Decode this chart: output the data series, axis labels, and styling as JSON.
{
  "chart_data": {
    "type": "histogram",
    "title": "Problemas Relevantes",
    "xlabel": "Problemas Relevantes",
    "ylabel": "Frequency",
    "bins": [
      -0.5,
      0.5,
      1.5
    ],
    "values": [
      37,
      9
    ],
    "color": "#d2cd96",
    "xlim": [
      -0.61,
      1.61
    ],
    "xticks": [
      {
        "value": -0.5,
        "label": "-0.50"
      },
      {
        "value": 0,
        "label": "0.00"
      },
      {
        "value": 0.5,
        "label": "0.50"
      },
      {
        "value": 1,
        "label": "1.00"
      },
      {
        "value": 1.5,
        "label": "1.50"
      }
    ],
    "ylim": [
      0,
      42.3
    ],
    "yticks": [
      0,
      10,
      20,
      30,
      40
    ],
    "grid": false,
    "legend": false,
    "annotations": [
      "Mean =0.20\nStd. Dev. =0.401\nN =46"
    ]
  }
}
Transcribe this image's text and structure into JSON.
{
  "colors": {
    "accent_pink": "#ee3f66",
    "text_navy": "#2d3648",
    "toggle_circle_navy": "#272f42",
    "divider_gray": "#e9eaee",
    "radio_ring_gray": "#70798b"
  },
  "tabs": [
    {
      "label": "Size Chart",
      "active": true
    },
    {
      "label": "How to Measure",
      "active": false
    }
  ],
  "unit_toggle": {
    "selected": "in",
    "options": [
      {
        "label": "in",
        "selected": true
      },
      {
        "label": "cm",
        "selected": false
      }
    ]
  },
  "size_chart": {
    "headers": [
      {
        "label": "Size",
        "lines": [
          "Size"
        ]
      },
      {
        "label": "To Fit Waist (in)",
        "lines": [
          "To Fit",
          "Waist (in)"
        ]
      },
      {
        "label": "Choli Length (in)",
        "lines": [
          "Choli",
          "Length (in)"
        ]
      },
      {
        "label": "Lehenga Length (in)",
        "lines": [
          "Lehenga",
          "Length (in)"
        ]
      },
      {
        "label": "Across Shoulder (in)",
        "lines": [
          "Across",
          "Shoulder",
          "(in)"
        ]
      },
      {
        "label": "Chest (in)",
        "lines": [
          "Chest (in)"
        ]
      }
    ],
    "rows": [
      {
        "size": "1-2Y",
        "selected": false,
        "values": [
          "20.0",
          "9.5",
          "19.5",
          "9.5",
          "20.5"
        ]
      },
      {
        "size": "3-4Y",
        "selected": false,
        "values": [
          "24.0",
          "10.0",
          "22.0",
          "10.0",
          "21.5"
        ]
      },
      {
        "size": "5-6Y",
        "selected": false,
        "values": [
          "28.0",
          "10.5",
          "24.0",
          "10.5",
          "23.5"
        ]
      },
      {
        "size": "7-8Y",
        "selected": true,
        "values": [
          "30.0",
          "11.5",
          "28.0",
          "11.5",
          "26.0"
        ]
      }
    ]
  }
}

***

**Given request:** Print the entries exactly. Include every one.

**Full answer:**
Decode this chart: output the data series, axis labels, and styling as JSON.
{
  "chart_data": {
    "type": "histogram",
    "title": "Problemas Relevantes",
    "xlabel": "Problemas Relevantes",
    "ylabel": "Frequency",
    "bins": [
      -0.5,
      0.5,
      1.5
    ],
    "values": [
      37,
      9
    ],
    "color": "#d2cd96",
    "xlim": [
      -0.61,
      1.61
    ],
    "xticks": [
      {
        "value": -0.5,
        "label": "-0.50"
      },
      {
        "value": 0,
        "label": "0.00"
      },
      {
        "value": 0.5,
        "label": "0.50"
      },
      {
        "value": 1,
        "label": "1.00"
      },
      {
        "value": 1.5,
        "label": "1.50"
      }
    ],
    "ylim": [
      0,
      42.3
    ],
    "yticks": [
      0,
      10,
      20,
      30,
      40
    ],
    "grid": false,
    "legend": false,
    "annotations": [
      "Mean =0.20\nStd. Dev. =0.401\nN =46"
    ]
  }
}
Transcribe this image's text and structure into JSON.
{
  "colors": {
    "accent_pink": "#ee3f66",
    "text_navy": "#2d3648",
    "toggle_circle_navy": "#272f42",
    "divider_gray": "#e9eaee",
    "radio_ring_gray": "#70798b"
  },
  "tabs": [
    {
      "label": "Size Chart",
      "active": true
    },
    {
      "label": "How to Measure",
      "active": false
    }
  ],
  "unit_toggle": {
    "selected": "in",
    "options": [
      {
        "label": "in",
        "selected": true
      },
      {
        "label": "cm",
        "selected": false
      }
    ]
  },
  "size_chart": {
    "headers": [
      {
        "label": "Size",
        "lines": [
          "Size"
        ]
      },
      {
        "label": "To Fit Waist (in)",
        "lines": [
          "To Fit",
          "Waist (in)"
        ]
      },
      {
        "label": "Choli Length (in)",
        "lines": [
          "Choli",
          "Length (in)"
        ]
      },
      {
        "label": "Lehenga Length (in)",
        "lines": [
          "Lehenga",
          "Length (in)"
        ]
      },
      {
        "label": "Across Shoulder (in)",
        "lines": [
          "Across",
          "Shoulder",
          "(in)"
        ]
      },
      {
        "label": "Chest (in)",
        "lines": [
          "Chest (in)"
        ]
      }
    ],
    "rows": [
      {
        "size": "1-2Y",
        "selected": false,
        "values": [
          "20.0",
          "9.5",
          "19.5",
          "9.5",
          "20.5"
        ]
      },
      {
        "size": "3-4Y",
        "selected": false,
        "values": [
          "24.0",
          "10.0",
          "22.0",
          "10.0",
          "21.5"
        ]
      },
      {
        "size": "5-6Y",
        "selected": false,
        "values": [
          "28.0",
          "10.5",
          "24.0",
          "10.5",
          "23.5"
        ]
      },
      {
        "size": "7-8Y",
        "selected": true,
        "values": [
          "30.0",
          "11.5",
          "28.0",
          "11.5",
          "26.0"
        ]
      }
    ]
  }
}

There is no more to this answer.